### Do this
Only a number is wanted: how many lines in these records contain the word "saturday"?

——————

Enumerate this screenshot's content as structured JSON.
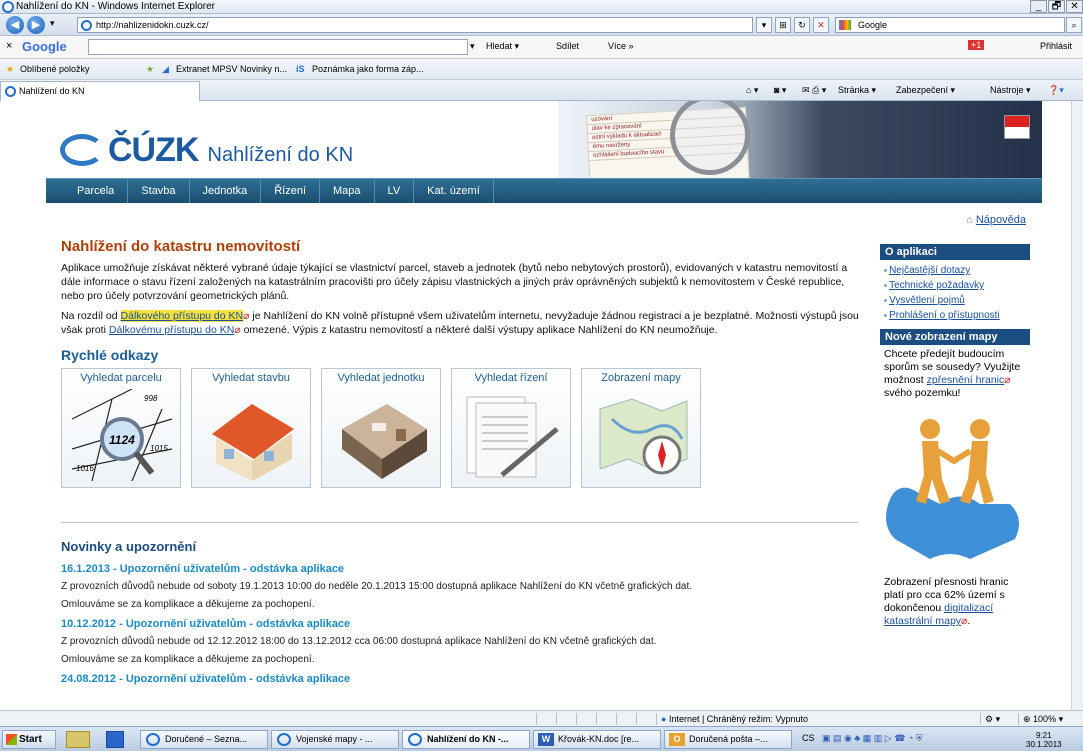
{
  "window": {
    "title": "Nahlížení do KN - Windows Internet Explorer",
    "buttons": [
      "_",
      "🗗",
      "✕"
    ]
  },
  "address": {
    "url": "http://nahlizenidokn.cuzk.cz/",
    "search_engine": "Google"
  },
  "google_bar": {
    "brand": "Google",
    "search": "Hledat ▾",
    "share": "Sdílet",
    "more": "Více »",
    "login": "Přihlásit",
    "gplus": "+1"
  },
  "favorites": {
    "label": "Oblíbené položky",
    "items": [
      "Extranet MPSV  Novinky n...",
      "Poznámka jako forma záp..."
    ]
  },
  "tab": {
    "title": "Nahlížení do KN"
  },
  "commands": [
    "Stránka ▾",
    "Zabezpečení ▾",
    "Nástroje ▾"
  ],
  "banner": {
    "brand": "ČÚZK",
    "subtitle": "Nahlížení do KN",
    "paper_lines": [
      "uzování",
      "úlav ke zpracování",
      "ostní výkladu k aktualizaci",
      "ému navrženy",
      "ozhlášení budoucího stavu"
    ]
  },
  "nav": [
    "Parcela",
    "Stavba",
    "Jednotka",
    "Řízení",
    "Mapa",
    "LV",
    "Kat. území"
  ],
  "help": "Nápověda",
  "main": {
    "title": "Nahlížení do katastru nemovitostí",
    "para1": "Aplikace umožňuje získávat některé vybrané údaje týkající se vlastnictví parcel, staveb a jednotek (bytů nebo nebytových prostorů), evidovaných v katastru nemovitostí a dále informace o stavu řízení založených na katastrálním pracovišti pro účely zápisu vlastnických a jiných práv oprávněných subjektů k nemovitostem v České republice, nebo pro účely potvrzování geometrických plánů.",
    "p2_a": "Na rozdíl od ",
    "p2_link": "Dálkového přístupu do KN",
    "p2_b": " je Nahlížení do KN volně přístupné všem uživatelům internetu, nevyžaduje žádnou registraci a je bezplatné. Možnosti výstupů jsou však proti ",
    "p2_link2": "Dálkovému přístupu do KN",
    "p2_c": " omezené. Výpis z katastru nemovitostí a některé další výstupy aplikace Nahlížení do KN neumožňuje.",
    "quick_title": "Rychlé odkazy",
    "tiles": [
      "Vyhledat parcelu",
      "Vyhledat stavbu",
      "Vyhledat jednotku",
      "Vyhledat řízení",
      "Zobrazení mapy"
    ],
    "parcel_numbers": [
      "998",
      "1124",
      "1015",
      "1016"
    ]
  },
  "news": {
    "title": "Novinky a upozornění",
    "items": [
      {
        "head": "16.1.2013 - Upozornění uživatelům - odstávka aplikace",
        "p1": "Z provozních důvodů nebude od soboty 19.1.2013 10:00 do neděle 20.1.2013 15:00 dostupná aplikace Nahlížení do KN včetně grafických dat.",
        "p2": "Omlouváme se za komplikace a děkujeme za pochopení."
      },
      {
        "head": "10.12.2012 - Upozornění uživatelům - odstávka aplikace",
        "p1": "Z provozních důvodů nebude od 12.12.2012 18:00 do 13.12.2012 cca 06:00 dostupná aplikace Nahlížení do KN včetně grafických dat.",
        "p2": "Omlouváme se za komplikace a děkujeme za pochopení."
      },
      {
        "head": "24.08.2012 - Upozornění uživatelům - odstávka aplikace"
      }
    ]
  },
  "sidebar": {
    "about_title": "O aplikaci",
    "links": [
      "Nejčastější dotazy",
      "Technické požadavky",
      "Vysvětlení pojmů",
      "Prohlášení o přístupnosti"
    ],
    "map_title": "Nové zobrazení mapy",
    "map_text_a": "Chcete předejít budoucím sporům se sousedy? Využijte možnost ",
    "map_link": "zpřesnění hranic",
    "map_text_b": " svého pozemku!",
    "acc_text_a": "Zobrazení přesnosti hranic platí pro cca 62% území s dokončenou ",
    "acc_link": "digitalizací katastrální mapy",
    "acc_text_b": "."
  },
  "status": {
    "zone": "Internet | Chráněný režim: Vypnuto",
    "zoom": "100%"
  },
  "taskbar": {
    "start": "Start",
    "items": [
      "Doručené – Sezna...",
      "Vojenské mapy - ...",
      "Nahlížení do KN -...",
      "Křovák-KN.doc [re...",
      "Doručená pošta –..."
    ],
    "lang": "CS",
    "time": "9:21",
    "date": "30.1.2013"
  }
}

——————

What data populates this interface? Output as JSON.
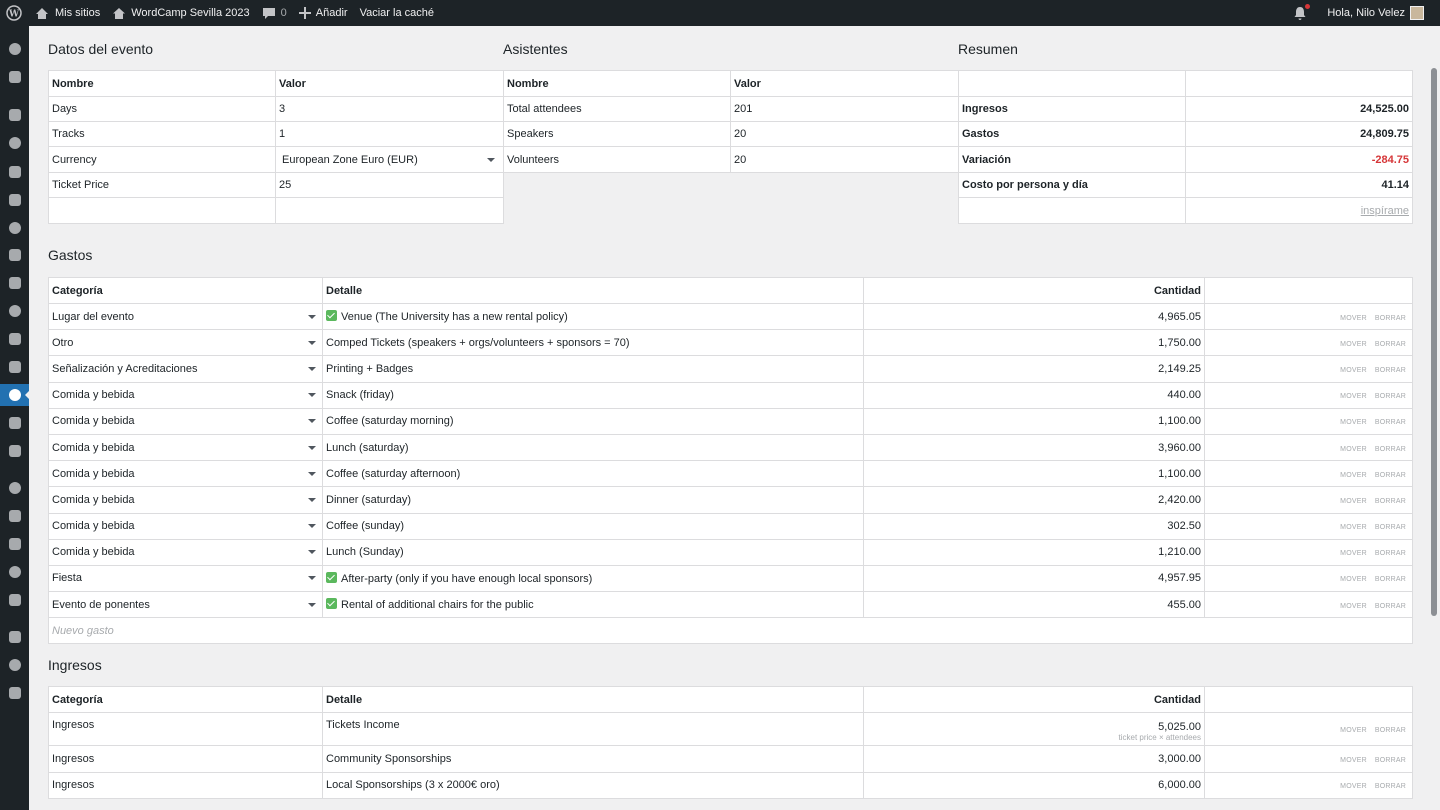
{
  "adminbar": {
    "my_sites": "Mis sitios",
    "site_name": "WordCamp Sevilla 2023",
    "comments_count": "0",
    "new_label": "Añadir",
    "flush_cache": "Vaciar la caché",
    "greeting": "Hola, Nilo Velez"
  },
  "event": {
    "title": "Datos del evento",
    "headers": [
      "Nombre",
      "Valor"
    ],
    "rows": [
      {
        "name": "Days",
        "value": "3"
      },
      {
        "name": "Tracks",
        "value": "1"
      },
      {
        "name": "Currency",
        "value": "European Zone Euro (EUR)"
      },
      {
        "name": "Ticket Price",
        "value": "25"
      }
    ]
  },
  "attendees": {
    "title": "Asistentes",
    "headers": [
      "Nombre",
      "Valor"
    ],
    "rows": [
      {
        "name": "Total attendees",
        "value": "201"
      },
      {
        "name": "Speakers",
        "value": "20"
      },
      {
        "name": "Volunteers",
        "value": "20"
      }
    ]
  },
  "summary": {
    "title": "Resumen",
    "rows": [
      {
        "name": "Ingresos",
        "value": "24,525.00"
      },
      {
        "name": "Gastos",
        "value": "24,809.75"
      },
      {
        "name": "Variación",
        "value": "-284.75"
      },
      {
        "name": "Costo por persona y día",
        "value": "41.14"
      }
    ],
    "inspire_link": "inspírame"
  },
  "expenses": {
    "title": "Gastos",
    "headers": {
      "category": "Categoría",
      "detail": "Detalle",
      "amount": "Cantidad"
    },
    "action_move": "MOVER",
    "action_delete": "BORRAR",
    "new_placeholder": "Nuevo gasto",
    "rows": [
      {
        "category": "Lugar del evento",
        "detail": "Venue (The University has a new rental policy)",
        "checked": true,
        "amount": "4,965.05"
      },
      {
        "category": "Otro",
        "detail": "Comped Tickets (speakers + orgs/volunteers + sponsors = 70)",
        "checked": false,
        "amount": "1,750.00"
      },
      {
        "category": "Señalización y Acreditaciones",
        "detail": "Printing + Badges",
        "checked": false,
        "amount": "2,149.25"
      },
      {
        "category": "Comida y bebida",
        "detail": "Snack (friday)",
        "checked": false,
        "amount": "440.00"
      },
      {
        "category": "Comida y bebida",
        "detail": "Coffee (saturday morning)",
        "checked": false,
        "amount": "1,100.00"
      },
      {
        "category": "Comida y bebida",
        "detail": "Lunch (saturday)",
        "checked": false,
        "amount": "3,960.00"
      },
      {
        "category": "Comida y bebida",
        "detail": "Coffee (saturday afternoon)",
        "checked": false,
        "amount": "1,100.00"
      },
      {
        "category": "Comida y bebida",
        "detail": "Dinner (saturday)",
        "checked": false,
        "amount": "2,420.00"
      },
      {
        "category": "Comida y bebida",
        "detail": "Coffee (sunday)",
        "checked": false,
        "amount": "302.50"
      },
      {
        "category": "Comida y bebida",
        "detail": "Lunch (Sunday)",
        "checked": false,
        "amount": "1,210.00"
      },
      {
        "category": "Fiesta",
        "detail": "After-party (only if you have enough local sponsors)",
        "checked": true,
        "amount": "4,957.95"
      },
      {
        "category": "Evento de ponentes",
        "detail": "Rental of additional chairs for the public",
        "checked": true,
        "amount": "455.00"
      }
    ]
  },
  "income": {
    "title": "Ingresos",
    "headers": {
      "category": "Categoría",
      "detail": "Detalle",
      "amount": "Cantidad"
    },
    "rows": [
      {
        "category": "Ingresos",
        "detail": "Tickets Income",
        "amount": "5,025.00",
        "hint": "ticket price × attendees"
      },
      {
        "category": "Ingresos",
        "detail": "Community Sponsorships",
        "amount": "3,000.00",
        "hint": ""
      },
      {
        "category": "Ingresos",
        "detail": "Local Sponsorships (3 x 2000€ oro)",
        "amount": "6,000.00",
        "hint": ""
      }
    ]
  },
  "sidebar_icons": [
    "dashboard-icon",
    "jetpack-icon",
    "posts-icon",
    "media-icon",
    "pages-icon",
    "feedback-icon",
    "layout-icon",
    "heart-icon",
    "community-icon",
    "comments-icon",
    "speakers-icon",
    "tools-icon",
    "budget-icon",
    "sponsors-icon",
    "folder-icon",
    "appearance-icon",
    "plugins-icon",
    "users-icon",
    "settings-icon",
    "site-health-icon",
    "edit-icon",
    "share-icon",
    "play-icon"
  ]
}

——————

### Exercise solution
4